* Job:
How many lines in these records hold the string "other"? State only that number.
#### Recorded data
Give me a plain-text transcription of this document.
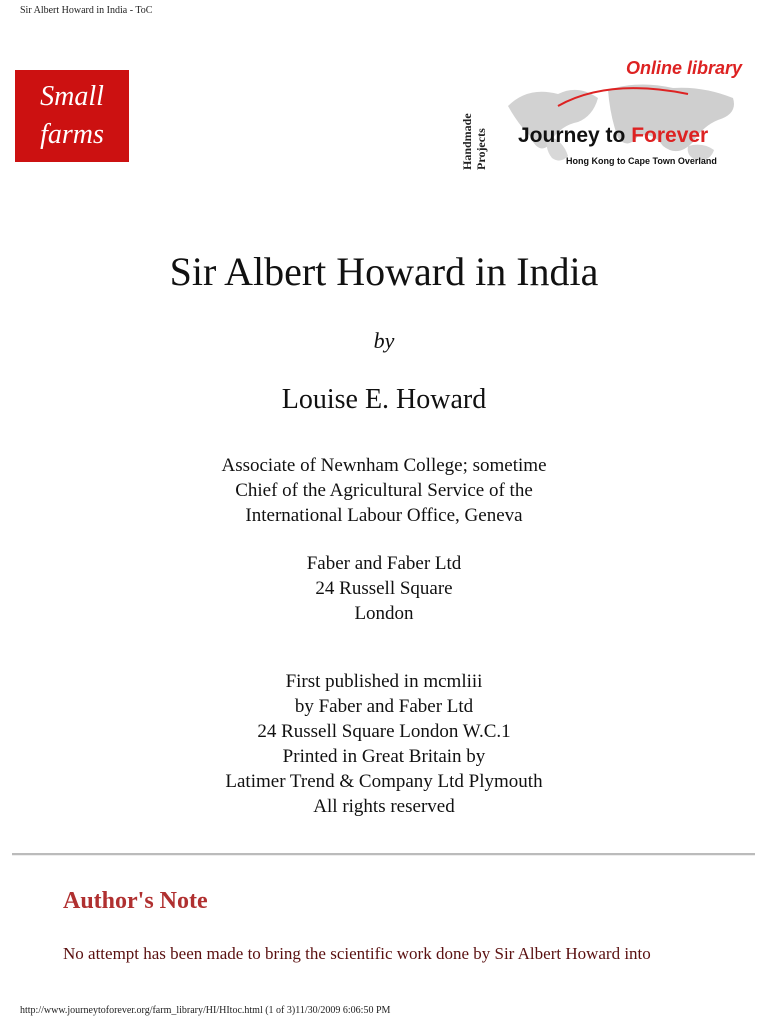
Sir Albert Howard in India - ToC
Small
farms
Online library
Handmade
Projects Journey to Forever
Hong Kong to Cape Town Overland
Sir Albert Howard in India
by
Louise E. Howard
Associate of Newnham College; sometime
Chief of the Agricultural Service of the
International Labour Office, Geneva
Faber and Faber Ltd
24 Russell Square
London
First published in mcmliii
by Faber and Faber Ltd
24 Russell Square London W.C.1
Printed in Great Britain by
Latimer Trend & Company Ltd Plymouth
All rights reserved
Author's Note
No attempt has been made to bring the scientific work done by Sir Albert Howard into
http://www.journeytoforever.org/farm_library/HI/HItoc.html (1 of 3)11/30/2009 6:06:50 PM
########
#### Recorded data
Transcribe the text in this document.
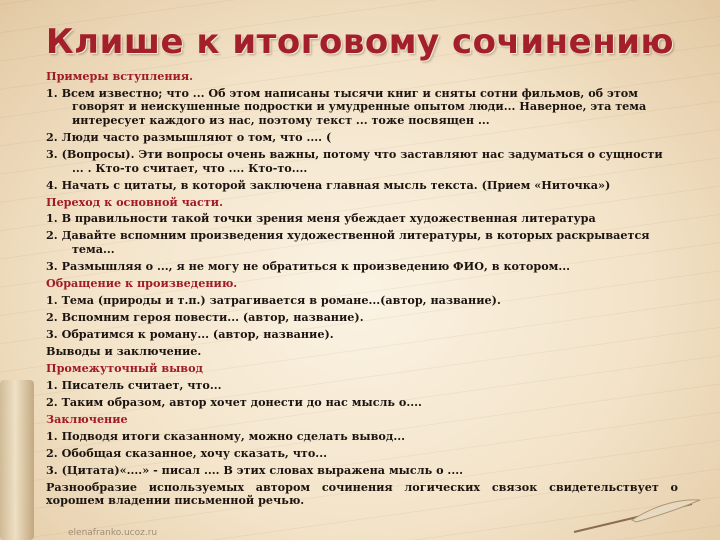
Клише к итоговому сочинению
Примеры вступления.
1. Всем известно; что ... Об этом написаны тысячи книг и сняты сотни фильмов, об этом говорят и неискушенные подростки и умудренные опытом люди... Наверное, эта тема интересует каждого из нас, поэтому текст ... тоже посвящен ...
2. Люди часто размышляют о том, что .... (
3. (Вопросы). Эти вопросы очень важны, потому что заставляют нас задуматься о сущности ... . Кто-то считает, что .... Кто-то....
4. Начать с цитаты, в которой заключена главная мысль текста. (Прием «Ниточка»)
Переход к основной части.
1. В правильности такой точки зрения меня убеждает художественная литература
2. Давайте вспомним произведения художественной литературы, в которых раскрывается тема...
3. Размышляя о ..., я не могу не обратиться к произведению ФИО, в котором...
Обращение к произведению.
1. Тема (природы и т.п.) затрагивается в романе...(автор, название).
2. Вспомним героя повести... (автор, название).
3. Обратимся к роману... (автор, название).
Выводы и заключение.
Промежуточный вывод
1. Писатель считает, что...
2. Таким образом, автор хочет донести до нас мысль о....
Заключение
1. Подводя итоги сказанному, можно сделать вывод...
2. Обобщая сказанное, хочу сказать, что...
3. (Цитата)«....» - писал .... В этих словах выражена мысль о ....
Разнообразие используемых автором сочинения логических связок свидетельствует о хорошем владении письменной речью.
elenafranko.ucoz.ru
########
#### Recorded data
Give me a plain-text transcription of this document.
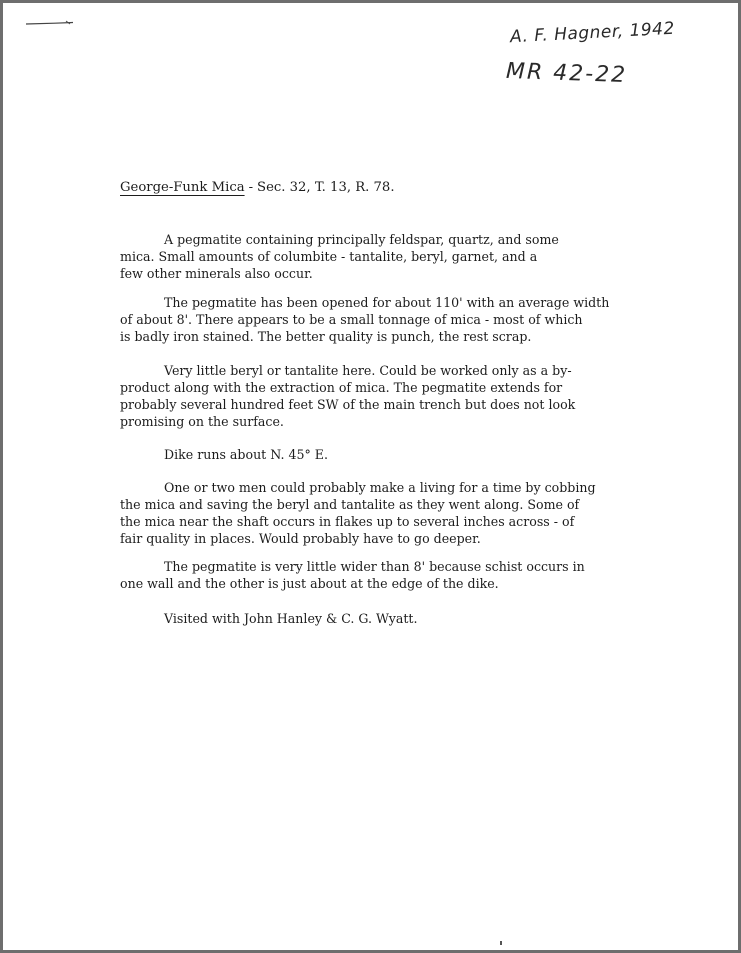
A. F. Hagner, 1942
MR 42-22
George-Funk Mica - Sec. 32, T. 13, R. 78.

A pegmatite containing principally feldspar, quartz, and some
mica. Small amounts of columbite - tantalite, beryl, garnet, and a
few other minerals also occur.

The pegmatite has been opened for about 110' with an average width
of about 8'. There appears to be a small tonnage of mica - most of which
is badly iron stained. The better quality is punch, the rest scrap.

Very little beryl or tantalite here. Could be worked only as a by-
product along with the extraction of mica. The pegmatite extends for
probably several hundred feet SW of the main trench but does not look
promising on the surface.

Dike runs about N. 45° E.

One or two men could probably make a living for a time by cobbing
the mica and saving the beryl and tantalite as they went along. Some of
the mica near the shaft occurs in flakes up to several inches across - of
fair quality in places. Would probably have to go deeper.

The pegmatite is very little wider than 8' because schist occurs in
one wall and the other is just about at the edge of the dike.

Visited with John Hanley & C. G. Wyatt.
########
* Exercise response:
2